→ Material shown
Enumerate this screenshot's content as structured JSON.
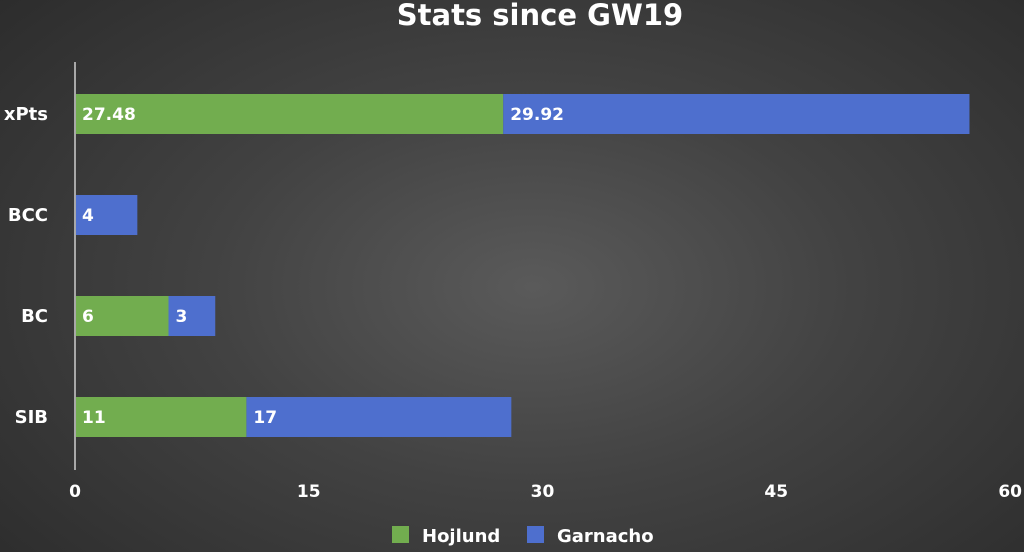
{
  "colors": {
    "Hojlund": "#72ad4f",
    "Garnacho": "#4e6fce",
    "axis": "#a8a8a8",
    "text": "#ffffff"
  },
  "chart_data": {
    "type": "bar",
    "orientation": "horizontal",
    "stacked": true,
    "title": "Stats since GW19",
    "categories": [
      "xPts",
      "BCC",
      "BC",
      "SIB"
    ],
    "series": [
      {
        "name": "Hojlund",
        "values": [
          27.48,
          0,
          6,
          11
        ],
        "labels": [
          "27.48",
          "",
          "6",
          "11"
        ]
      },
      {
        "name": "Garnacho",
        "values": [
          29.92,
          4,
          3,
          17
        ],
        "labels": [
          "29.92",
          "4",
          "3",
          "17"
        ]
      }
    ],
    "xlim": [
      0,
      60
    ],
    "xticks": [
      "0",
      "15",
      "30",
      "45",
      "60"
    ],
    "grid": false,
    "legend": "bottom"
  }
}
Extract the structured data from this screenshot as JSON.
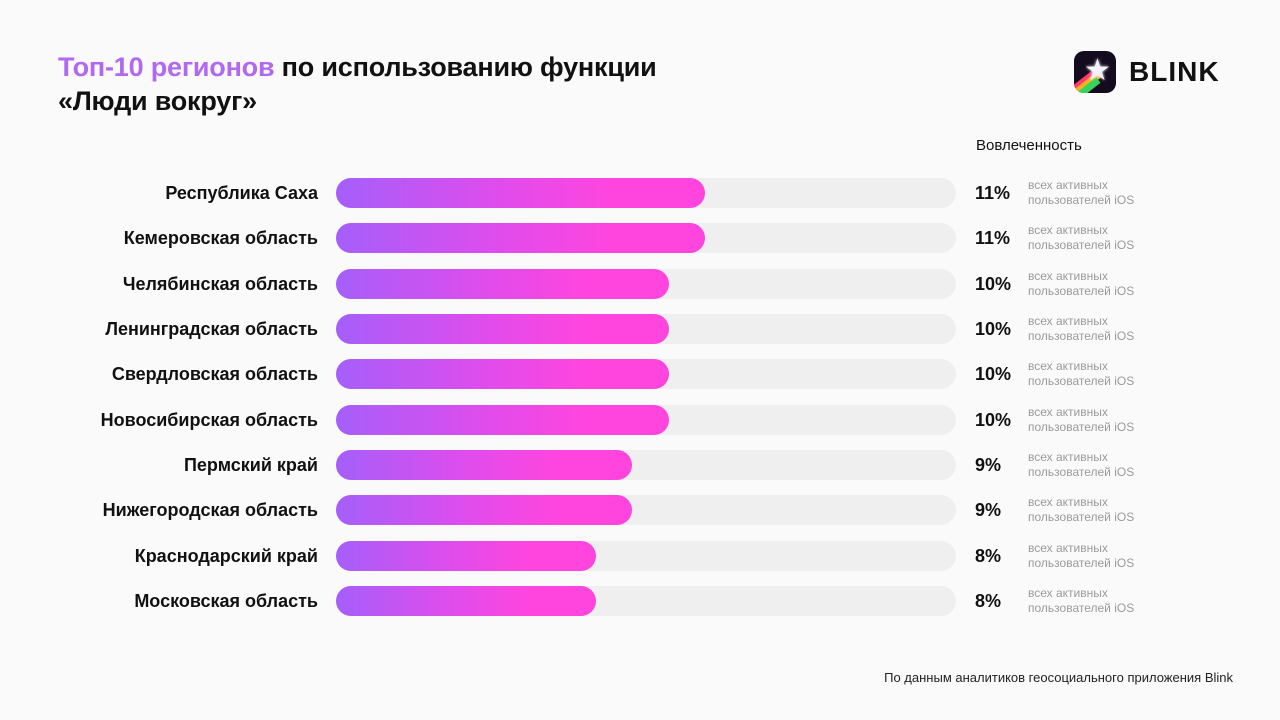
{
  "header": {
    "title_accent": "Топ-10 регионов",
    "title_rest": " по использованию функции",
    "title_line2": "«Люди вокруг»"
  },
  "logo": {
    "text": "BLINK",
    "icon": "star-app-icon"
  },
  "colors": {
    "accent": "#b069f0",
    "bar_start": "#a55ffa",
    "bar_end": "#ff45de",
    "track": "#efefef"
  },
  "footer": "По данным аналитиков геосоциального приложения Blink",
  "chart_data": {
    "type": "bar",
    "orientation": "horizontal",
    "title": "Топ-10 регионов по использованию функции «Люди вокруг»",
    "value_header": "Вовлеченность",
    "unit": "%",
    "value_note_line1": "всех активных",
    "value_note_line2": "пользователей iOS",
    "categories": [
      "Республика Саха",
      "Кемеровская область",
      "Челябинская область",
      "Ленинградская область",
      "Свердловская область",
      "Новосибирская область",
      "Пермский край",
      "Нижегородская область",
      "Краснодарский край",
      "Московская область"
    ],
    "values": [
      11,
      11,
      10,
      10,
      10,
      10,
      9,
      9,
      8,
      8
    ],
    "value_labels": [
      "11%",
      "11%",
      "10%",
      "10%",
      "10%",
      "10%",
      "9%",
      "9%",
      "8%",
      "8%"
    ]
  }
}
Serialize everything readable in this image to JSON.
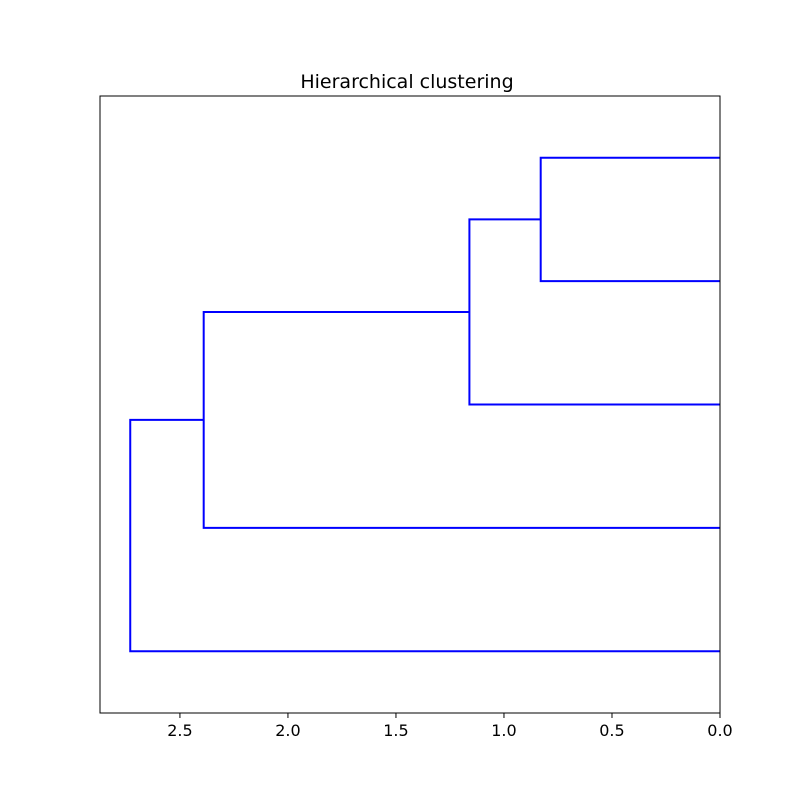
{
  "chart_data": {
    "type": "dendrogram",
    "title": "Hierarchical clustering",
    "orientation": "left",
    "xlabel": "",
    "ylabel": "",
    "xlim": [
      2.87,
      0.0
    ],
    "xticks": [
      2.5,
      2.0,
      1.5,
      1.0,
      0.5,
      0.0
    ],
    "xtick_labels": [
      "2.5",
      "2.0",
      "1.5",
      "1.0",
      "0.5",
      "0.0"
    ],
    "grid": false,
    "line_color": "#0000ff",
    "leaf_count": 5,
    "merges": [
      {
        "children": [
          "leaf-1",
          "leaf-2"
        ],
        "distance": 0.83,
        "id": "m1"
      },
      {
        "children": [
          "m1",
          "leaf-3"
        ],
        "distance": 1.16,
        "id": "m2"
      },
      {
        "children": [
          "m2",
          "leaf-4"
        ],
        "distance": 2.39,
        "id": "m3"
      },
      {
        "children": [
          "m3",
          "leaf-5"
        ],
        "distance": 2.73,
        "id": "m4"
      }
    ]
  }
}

→ What you are asked to do
Copy each line of the listing in which the word "использованию" can be found.

→ The solution
    "title_rest": " по использованию функции",
    "title": "Топ-10 регионов по использованию функции «Люди вокруг»",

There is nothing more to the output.